**INSTRUCTIONS TO FOLLOW**. Print verbatim every line starting at the one that contains "Type out the text in this image." and ending at the final line of the records; include both endpoints.

**DATA LINES**.
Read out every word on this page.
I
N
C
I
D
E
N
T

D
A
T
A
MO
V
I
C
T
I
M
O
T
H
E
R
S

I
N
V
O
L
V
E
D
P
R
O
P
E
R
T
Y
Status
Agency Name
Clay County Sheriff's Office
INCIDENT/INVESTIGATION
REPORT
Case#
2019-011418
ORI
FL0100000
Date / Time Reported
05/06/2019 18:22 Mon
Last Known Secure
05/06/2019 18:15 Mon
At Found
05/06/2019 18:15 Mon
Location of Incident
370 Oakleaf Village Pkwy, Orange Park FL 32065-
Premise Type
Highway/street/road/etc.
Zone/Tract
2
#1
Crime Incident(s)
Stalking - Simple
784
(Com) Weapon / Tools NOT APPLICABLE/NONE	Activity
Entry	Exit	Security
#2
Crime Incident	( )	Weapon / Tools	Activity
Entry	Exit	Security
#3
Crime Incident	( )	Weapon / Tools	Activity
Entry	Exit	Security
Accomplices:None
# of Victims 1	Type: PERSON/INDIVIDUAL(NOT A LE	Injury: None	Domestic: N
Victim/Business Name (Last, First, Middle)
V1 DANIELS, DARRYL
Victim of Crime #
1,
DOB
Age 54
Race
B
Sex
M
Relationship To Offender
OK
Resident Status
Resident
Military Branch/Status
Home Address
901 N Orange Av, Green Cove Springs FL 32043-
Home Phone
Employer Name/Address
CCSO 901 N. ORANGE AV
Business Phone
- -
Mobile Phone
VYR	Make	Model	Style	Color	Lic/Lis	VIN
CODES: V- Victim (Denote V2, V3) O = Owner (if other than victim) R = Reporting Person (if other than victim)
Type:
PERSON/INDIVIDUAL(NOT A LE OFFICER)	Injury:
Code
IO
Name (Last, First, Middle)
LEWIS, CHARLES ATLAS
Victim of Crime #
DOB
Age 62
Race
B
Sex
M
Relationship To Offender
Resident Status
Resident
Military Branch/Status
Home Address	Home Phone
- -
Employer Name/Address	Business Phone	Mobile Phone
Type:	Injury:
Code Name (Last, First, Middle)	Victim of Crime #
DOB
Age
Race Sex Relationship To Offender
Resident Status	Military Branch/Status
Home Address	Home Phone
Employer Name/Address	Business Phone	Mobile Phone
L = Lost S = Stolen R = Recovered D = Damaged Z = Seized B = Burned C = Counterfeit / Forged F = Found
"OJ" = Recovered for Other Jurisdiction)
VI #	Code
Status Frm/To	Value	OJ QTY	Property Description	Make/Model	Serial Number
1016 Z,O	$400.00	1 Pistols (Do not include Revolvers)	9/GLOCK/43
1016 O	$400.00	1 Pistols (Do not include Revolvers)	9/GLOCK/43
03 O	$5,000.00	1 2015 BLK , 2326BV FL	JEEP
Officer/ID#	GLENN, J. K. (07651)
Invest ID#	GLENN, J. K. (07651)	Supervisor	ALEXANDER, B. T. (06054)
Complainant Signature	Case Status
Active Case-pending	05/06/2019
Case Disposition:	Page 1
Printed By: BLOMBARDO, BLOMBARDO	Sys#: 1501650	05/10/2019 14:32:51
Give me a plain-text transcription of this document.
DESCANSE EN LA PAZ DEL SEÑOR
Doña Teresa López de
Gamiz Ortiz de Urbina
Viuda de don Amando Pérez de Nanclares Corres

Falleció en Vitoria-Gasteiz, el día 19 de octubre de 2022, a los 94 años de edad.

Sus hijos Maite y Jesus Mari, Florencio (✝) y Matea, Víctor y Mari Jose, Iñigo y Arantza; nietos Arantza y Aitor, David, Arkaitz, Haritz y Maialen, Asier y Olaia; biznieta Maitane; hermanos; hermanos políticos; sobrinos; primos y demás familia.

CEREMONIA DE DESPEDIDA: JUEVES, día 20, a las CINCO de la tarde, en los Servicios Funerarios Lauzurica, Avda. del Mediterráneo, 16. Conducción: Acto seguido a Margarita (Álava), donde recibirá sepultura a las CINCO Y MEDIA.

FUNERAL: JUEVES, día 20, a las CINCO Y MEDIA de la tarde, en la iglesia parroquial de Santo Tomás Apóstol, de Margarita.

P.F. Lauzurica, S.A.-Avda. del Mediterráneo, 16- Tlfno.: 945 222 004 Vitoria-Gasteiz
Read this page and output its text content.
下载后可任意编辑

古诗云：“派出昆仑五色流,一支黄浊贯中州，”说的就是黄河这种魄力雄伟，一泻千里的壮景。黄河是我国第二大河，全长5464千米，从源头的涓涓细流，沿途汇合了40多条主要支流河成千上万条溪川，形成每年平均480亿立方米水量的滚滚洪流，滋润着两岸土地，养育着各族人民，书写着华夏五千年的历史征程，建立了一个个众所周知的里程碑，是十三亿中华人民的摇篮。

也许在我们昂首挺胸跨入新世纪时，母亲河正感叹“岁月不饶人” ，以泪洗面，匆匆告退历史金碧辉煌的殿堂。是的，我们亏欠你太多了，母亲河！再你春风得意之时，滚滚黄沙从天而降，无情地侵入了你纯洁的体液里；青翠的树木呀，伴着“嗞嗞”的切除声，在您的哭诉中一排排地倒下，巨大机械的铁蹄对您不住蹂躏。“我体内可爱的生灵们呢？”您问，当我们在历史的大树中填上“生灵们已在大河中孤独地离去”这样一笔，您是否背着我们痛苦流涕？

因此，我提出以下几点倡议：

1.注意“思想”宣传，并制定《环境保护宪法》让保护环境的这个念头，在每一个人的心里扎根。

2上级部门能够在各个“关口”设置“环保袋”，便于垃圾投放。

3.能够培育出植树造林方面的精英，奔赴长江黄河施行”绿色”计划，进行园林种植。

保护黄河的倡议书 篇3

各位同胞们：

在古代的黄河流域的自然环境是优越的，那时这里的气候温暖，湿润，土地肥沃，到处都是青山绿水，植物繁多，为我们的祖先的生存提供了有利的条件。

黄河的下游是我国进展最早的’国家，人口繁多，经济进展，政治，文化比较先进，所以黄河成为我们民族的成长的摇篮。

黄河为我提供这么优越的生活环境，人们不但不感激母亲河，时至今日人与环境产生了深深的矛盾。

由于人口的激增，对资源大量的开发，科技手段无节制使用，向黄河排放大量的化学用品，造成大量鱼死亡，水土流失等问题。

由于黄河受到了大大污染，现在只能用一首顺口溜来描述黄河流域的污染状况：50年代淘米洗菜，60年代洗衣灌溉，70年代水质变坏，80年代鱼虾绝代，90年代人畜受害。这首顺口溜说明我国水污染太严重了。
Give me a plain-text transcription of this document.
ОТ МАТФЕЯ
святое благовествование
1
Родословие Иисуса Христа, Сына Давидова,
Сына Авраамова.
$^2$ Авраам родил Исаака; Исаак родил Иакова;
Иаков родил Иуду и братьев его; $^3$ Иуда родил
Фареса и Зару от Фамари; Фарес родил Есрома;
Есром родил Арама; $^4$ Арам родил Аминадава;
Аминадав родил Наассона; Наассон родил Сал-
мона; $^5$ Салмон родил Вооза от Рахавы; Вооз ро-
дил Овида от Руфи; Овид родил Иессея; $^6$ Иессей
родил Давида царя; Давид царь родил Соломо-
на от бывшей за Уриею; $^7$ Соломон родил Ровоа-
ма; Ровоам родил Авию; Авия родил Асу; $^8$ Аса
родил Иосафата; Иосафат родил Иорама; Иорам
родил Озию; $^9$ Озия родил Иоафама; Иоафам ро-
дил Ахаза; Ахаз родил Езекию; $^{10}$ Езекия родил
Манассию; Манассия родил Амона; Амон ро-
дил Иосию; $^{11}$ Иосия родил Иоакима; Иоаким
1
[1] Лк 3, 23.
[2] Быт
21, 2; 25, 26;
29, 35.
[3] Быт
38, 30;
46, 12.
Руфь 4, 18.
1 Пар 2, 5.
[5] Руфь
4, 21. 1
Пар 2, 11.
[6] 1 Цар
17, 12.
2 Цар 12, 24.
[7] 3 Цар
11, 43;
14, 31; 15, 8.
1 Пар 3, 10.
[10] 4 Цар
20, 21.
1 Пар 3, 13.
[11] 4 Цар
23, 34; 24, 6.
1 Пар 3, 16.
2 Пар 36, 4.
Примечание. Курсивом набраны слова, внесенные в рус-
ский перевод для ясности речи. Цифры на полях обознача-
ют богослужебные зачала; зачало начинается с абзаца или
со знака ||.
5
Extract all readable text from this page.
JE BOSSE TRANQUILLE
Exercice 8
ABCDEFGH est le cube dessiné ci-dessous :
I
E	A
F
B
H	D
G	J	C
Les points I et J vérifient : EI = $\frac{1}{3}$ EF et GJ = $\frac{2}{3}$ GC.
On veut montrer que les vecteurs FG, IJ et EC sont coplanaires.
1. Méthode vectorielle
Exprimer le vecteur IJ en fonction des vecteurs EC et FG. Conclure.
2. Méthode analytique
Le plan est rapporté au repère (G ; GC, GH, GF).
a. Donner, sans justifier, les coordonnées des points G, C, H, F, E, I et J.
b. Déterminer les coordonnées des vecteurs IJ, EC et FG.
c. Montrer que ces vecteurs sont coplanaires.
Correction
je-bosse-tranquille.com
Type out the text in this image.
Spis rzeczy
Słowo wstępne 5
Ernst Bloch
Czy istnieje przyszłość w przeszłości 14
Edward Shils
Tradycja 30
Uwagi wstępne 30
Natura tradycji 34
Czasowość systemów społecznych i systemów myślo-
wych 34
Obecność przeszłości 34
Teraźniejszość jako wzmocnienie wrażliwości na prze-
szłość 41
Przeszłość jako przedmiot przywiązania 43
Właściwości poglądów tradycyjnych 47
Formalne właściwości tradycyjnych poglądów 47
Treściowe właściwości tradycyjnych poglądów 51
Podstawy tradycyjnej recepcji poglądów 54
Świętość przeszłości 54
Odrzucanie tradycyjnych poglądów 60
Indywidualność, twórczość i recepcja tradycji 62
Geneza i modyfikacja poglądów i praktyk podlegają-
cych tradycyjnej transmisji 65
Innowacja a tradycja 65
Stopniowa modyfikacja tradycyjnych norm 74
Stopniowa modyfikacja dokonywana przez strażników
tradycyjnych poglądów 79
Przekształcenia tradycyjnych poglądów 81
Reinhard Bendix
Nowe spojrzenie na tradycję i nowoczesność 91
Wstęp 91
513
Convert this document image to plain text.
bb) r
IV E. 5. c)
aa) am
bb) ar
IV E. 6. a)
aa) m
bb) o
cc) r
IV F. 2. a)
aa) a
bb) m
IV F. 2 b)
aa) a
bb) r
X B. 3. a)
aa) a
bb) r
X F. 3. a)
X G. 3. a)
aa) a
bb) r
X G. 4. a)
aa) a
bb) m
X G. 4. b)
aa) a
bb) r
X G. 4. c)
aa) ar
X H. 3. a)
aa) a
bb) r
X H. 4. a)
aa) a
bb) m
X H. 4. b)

**EXERCISE ANSWER**.
Type out the text in this image.
Spis rzeczy
Słowo wstępne 5
Ernst Bloch
Czy istnieje przyszłość w przeszłości 14
Edward Shils
Tradycja 30
Uwagi wstępne 30
Natura tradycji 34
Czasowość systemów społecznych i systemów myślo-
wych 34
Obecność przeszłości 34
Teraźniejszość jako wzmocnienie wrażliwości na prze-
szłość 41
Przeszłość jako przedmiot przywiązania 43
Właściwości poglądów tradycyjnych 47
Formalne właściwości tradycyjnych poglądów 47
Treściowe właściwości tradycyjnych poglądów 51
Podstawy tradycyjnej recepcji poglądów 54
Świętość przeszłości 54
Odrzucanie tradycyjnych poglądów 60
Indywidualność, twórczość i recepcja tradycji 62
Geneza i modyfikacja poglądów i praktyk podlegają-
cych tradycyjnej transmisji 65
Innowacja a tradycja 65
Stopniowa modyfikacja tradycyjnych norm 74
Stopniowa modyfikacja dokonywana przez strażników
tradycyjnych poglądów 79
Przekształcenia tradycyjnych poglądów 81
Reinhard Bendix
Nowe spojrzenie na tradycję i nowoczesność 91
Wstęp 91
513
Convert this document image to plain text.
bb) r
IV E. 5. c)
aa) am
bb) ar
IV E. 6. a)
aa) m
bb) o
cc) r
IV F. 2. a)
aa) a
bb) m
IV F. 2 b)
aa) a
bb) r
X B. 3. a)
aa) a
bb) r
X F. 3. a)
X G. 3. a)
aa) a
bb) r
X G. 4. a)
aa) a
bb) m
X G. 4. b)
aa) a
bb) r
X G. 4. c)
aa) ar
X H. 3. a)
aa) a
bb) r
X H. 4. a)
aa) a
bb) m
X H. 4. b)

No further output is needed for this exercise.